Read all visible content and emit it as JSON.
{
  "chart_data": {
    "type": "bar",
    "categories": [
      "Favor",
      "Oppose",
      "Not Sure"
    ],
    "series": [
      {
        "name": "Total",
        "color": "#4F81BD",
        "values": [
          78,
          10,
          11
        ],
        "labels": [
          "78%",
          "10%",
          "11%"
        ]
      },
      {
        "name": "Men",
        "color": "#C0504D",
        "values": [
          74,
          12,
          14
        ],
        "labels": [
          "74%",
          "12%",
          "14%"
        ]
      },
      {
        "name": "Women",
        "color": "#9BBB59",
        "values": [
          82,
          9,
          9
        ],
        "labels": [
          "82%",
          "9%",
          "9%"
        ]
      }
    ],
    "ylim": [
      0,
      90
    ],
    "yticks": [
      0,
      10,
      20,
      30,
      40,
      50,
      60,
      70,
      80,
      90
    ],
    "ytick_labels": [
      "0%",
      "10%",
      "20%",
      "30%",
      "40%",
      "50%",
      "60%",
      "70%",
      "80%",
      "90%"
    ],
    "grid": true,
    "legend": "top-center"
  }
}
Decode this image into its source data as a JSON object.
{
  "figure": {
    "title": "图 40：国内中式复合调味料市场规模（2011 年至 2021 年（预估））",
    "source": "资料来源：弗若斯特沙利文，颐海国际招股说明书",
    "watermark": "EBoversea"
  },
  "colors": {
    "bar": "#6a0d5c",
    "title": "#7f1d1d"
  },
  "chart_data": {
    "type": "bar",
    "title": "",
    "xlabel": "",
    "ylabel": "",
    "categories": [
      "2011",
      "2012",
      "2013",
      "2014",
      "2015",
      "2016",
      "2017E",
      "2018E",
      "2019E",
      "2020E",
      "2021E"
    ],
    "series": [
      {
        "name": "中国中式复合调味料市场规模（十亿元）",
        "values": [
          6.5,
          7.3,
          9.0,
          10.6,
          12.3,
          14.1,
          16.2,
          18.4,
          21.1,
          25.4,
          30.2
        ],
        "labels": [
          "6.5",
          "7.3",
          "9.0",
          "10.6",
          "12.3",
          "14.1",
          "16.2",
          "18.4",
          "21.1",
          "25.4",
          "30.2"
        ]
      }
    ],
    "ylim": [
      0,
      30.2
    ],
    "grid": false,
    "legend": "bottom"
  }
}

**GIVEN INSTRUCTION**
Please repeat the listing exactly, with nothing left out.

**COMPLETED EXERCISE**
Read all visible content and emit it as JSON.
{
  "chart_data": {
    "type": "bar",
    "categories": [
      "Favor",
      "Oppose",
      "Not Sure"
    ],
    "series": [
      {
        "name": "Total",
        "color": "#4F81BD",
        "values": [
          78,
          10,
          11
        ],
        "labels": [
          "78%",
          "10%",
          "11%"
        ]
      },
      {
        "name": "Men",
        "color": "#C0504D",
        "values": [
          74,
          12,
          14
        ],
        "labels": [
          "74%",
          "12%",
          "14%"
        ]
      },
      {
        "name": "Women",
        "color": "#9BBB59",
        "values": [
          82,
          9,
          9
        ],
        "labels": [
          "82%",
          "9%",
          "9%"
        ]
      }
    ],
    "ylim": [
      0,
      90
    ],
    "yticks": [
      0,
      10,
      20,
      30,
      40,
      50,
      60,
      70,
      80,
      90
    ],
    "ytick_labels": [
      "0%",
      "10%",
      "20%",
      "30%",
      "40%",
      "50%",
      "60%",
      "70%",
      "80%",
      "90%"
    ],
    "grid": true,
    "legend": "top-center"
  }
}
Decode this image into its source data as a JSON object.
{
  "figure": {
    "title": "图 40：国内中式复合调味料市场规模（2011 年至 2021 年（预估））",
    "source": "资料来源：弗若斯特沙利文，颐海国际招股说明书",
    "watermark": "EBoversea"
  },
  "colors": {
    "bar": "#6a0d5c",
    "title": "#7f1d1d"
  },
  "chart_data": {
    "type": "bar",
    "title": "",
    "xlabel": "",
    "ylabel": "",
    "categories": [
      "2011",
      "2012",
      "2013",
      "2014",
      "2015",
      "2016",
      "2017E",
      "2018E",
      "2019E",
      "2020E",
      "2021E"
    ],
    "series": [
      {
        "name": "中国中式复合调味料市场规模（十亿元）",
        "values": [
          6.5,
          7.3,
          9.0,
          10.6,
          12.3,
          14.1,
          16.2,
          18.4,
          21.1,
          25.4,
          30.2
        ],
        "labels": [
          "6.5",
          "7.3",
          "9.0",
          "10.6",
          "12.3",
          "14.1",
          "16.2",
          "18.4",
          "21.1",
          "25.4",
          "30.2"
        ]
      }
    ],
    "ylim": [
      0,
      30.2
    ],
    "grid": false,
    "legend": "bottom"
  }
}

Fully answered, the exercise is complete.